**What to work on**
Every line in the listing is to be echoed verbatim.

____ Provided information

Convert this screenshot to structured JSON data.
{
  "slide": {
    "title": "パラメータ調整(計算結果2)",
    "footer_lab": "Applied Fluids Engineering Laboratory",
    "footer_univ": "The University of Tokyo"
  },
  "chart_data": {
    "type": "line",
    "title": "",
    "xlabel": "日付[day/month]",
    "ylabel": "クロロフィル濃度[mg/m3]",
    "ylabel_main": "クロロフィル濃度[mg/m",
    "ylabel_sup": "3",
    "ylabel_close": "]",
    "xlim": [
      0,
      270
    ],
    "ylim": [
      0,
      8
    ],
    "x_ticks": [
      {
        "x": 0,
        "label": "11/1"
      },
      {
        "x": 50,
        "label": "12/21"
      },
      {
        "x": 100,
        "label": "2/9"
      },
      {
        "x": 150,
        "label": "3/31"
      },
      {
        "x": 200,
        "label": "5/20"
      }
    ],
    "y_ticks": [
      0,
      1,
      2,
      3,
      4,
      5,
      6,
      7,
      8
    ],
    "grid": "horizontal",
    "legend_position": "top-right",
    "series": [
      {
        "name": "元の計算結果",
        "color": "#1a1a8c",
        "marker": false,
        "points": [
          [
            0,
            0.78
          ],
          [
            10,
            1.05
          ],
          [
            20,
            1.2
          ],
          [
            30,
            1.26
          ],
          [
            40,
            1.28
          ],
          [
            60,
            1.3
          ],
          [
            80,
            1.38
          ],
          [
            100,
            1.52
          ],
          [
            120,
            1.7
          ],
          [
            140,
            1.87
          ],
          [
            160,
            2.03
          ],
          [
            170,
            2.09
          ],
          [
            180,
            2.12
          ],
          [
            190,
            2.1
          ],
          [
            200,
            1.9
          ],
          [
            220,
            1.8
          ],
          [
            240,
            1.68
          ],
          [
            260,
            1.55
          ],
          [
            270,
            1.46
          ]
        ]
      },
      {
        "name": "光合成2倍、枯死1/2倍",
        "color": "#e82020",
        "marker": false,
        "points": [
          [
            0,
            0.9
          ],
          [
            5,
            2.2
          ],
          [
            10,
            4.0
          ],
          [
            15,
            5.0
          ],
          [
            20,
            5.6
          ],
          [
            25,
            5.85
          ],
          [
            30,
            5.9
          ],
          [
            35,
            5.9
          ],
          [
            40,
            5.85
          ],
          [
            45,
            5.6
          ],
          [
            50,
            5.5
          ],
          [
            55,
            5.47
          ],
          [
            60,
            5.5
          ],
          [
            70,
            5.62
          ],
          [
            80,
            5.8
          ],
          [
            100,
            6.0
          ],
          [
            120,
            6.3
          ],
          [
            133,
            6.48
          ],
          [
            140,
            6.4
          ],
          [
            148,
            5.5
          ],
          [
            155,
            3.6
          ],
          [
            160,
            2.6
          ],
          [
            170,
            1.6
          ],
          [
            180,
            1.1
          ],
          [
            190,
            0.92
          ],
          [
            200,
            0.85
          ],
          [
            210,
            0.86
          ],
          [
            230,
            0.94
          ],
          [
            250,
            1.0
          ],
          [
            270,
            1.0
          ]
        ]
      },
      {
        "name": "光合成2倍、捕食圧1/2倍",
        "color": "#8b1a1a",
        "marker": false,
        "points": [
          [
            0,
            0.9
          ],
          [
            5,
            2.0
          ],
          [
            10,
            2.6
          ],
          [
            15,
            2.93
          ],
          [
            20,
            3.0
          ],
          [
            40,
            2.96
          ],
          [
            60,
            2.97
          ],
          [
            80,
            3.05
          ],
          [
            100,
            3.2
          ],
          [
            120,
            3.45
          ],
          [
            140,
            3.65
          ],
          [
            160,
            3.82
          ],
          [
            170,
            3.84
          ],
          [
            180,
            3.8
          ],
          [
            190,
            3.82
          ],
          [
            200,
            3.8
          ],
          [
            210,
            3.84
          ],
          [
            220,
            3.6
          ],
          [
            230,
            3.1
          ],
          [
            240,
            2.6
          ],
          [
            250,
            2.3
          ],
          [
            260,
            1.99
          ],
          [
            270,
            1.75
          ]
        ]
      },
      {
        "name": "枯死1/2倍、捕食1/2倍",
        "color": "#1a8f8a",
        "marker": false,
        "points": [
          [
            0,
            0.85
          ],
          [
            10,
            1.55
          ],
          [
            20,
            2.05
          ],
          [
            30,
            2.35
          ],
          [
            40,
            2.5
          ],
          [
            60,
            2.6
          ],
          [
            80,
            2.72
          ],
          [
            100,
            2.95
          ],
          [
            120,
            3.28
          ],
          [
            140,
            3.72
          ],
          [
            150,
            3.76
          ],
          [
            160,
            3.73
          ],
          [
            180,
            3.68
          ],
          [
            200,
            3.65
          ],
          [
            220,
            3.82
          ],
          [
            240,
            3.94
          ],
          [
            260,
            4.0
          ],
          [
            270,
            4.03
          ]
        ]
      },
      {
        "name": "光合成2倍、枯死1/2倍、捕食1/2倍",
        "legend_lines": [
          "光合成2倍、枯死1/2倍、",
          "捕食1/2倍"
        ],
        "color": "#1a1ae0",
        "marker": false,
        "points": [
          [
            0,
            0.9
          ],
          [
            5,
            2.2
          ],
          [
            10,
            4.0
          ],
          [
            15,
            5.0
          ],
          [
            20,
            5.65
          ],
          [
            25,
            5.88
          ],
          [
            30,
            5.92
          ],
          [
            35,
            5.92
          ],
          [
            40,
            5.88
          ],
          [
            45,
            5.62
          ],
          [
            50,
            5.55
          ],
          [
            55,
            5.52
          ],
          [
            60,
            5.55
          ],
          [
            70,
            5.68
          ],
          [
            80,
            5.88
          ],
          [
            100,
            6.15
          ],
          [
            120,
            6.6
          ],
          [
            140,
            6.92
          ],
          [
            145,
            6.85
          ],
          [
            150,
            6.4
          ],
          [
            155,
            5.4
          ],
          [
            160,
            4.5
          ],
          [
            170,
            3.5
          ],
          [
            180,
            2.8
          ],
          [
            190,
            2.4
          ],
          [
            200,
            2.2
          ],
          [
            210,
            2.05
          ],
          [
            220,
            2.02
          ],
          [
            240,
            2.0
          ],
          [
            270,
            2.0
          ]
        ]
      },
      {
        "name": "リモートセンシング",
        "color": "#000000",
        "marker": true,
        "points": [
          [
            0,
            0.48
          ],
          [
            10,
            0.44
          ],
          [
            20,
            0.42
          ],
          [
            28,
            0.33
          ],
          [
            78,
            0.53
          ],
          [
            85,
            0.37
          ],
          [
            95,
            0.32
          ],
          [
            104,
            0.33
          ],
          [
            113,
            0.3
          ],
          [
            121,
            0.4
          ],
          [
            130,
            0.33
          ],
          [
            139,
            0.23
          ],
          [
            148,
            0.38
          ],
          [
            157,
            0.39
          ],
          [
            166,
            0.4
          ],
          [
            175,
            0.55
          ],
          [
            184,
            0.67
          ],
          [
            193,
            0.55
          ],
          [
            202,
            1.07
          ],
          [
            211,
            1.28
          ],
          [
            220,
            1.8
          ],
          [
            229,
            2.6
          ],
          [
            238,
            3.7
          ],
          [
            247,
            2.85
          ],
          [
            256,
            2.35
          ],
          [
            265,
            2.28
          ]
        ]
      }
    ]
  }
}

________

**Exercise output**
Convert this screenshot to structured JSON data.
{
  "slide": {
    "title": "パラメータ調整(計算結果2)",
    "footer_lab": "Applied Fluids Engineering Laboratory",
    "footer_univ": "The University of Tokyo"
  },
  "chart_data": {
    "type": "line",
    "title": "",
    "xlabel": "日付[day/month]",
    "ylabel": "クロロフィル濃度[mg/m3]",
    "ylabel_main": "クロロフィル濃度[mg/m",
    "ylabel_sup": "3",
    "ylabel_close": "]",
    "xlim": [
      0,
      270
    ],
    "ylim": [
      0,
      8
    ],
    "x_ticks": [
      {
        "x": 0,
        "label": "11/1"
      },
      {
        "x": 50,
        "label": "12/21"
      },
      {
        "x": 100,
        "label": "2/9"
      },
      {
        "x": 150,
        "label": "3/31"
      },
      {
        "x": 200,
        "label": "5/20"
      }
    ],
    "y_ticks": [
      0,
      1,
      2,
      3,
      4,
      5,
      6,
      7,
      8
    ],
    "grid": "horizontal",
    "legend_position": "top-right",
    "series": [
      {
        "name": "元の計算結果",
        "color": "#1a1a8c",
        "marker": false,
        "points": [
          [
            0,
            0.78
          ],
          [
            10,
            1.05
          ],
          [
            20,
            1.2
          ],
          [
            30,
            1.26
          ],
          [
            40,
            1.28
          ],
          [
            60,
            1.3
          ],
          [
            80,
            1.38
          ],
          [
            100,
            1.52
          ],
          [
            120,
            1.7
          ],
          [
            140,
            1.87
          ],
          [
            160,
            2.03
          ],
          [
            170,
            2.09
          ],
          [
            180,
            2.12
          ],
          [
            190,
            2.1
          ],
          [
            200,
            1.9
          ],
          [
            220,
            1.8
          ],
          [
            240,
            1.68
          ],
          [
            260,
            1.55
          ],
          [
            270,
            1.46
          ]
        ]
      },
      {
        "name": "光合成2倍、枯死1/2倍",
        "color": "#e82020",
        "marker": false,
        "points": [
          [
            0,
            0.9
          ],
          [
            5,
            2.2
          ],
          [
            10,
            4.0
          ],
          [
            15,
            5.0
          ],
          [
            20,
            5.6
          ],
          [
            25,
            5.85
          ],
          [
            30,
            5.9
          ],
          [
            35,
            5.9
          ],
          [
            40,
            5.85
          ],
          [
            45,
            5.6
          ],
          [
            50,
            5.5
          ],
          [
            55,
            5.47
          ],
          [
            60,
            5.5
          ],
          [
            70,
            5.62
          ],
          [
            80,
            5.8
          ],
          [
            100,
            6.0
          ],
          [
            120,
            6.3
          ],
          [
            133,
            6.48
          ],
          [
            140,
            6.4
          ],
          [
            148,
            5.5
          ],
          [
            155,
            3.6
          ],
          [
            160,
            2.6
          ],
          [
            170,
            1.6
          ],
          [
            180,
            1.1
          ],
          [
            190,
            0.92
          ],
          [
            200,
            0.85
          ],
          [
            210,
            0.86
          ],
          [
            230,
            0.94
          ],
          [
            250,
            1.0
          ],
          [
            270,
            1.0
          ]
        ]
      },
      {
        "name": "光合成2倍、捕食圧1/2倍",
        "color": "#8b1a1a",
        "marker": false,
        "points": [
          [
            0,
            0.9
          ],
          [
            5,
            2.0
          ],
          [
            10,
            2.6
          ],
          [
            15,
            2.93
          ],
          [
            20,
            3.0
          ],
          [
            40,
            2.96
          ],
          [
            60,
            2.97
          ],
          [
            80,
            3.05
          ],
          [
            100,
            3.2
          ],
          [
            120,
            3.45
          ],
          [
            140,
            3.65
          ],
          [
            160,
            3.82
          ],
          [
            170,
            3.84
          ],
          [
            180,
            3.8
          ],
          [
            190,
            3.82
          ],
          [
            200,
            3.8
          ],
          [
            210,
            3.84
          ],
          [
            220,
            3.6
          ],
          [
            230,
            3.1
          ],
          [
            240,
            2.6
          ],
          [
            250,
            2.3
          ],
          [
            260,
            1.99
          ],
          [
            270,
            1.75
          ]
        ]
      },
      {
        "name": "枯死1/2倍、捕食1/2倍",
        "color": "#1a8f8a",
        "marker": false,
        "points": [
          [
            0,
            0.85
          ],
          [
            10,
            1.55
          ],
          [
            20,
            2.05
          ],
          [
            30,
            2.35
          ],
          [
            40,
            2.5
          ],
          [
            60,
            2.6
          ],
          [
            80,
            2.72
          ],
          [
            100,
            2.95
          ],
          [
            120,
            3.28
          ],
          [
            140,
            3.72
          ],
          [
            150,
            3.76
          ],
          [
            160,
            3.73
          ],
          [
            180,
            3.68
          ],
          [
            200,
            3.65
          ],
          [
            220,
            3.82
          ],
          [
            240,
            3.94
          ],
          [
            260,
            4.0
          ],
          [
            270,
            4.03
          ]
        ]
      },
      {
        "name": "光合成2倍、枯死1/2倍、捕食1/2倍",
        "legend_lines": [
          "光合成2倍、枯死1/2倍、",
          "捕食1/2倍"
        ],
        "color": "#1a1ae0",
        "marker": false,
        "points": [
          [
            0,
            0.9
          ],
          [
            5,
            2.2
          ],
          [
            10,
            4.0
          ],
          [
            15,
            5.0
          ],
          [
            20,
            5.65
          ],
          [
            25,
            5.88
          ],
          [
            30,
            5.92
          ],
          [
            35,
            5.92
          ],
          [
            40,
            5.88
          ],
          [
            45,
            5.62
          ],
          [
            50,
            5.55
          ],
          [
            55,
            5.52
          ],
          [
            60,
            5.55
          ],
          [
            70,
            5.68
          ],
          [
            80,
            5.88
          ],
          [
            100,
            6.15
          ],
          [
            120,
            6.6
          ],
          [
            140,
            6.92
          ],
          [
            145,
            6.85
          ],
          [
            150,
            6.4
          ],
          [
            155,
            5.4
          ],
          [
            160,
            4.5
          ],
          [
            170,
            3.5
          ],
          [
            180,
            2.8
          ],
          [
            190,
            2.4
          ],
          [
            200,
            2.2
          ],
          [
            210,
            2.05
          ],
          [
            220,
            2.02
          ],
          [
            240,
            2.0
          ],
          [
            270,
            2.0
          ]
        ]
      },
      {
        "name": "リモートセンシング",
        "color": "#000000",
        "marker": true,
        "points": [
          [
            0,
            0.48
          ],
          [
            10,
            0.44
          ],
          [
            20,
            0.42
          ],
          [
            28,
            0.33
          ],
          [
            78,
            0.53
          ],
          [
            85,
            0.37
          ],
          [
            95,
            0.32
          ],
          [
            104,
            0.33
          ],
          [
            113,
            0.3
          ],
          [
            121,
            0.4
          ],
          [
            130,
            0.33
          ],
          [
            139,
            0.23
          ],
          [
            148,
            0.38
          ],
          [
            157,
            0.39
          ],
          [
            166,
            0.4
          ],
          [
            175,
            0.55
          ],
          [
            184,
            0.67
          ],
          [
            193,
            0.55
          ],
          [
            202,
            1.07
          ],
          [
            211,
            1.28
          ],
          [
            220,
            1.8
          ],
          [
            229,
            2.6
          ],
          [
            238,
            3.7
          ],
          [
            247,
            2.85
          ],
          [
            256,
            2.35
          ],
          [
            265,
            2.28
          ]
        ]
      }
    ]
  }
}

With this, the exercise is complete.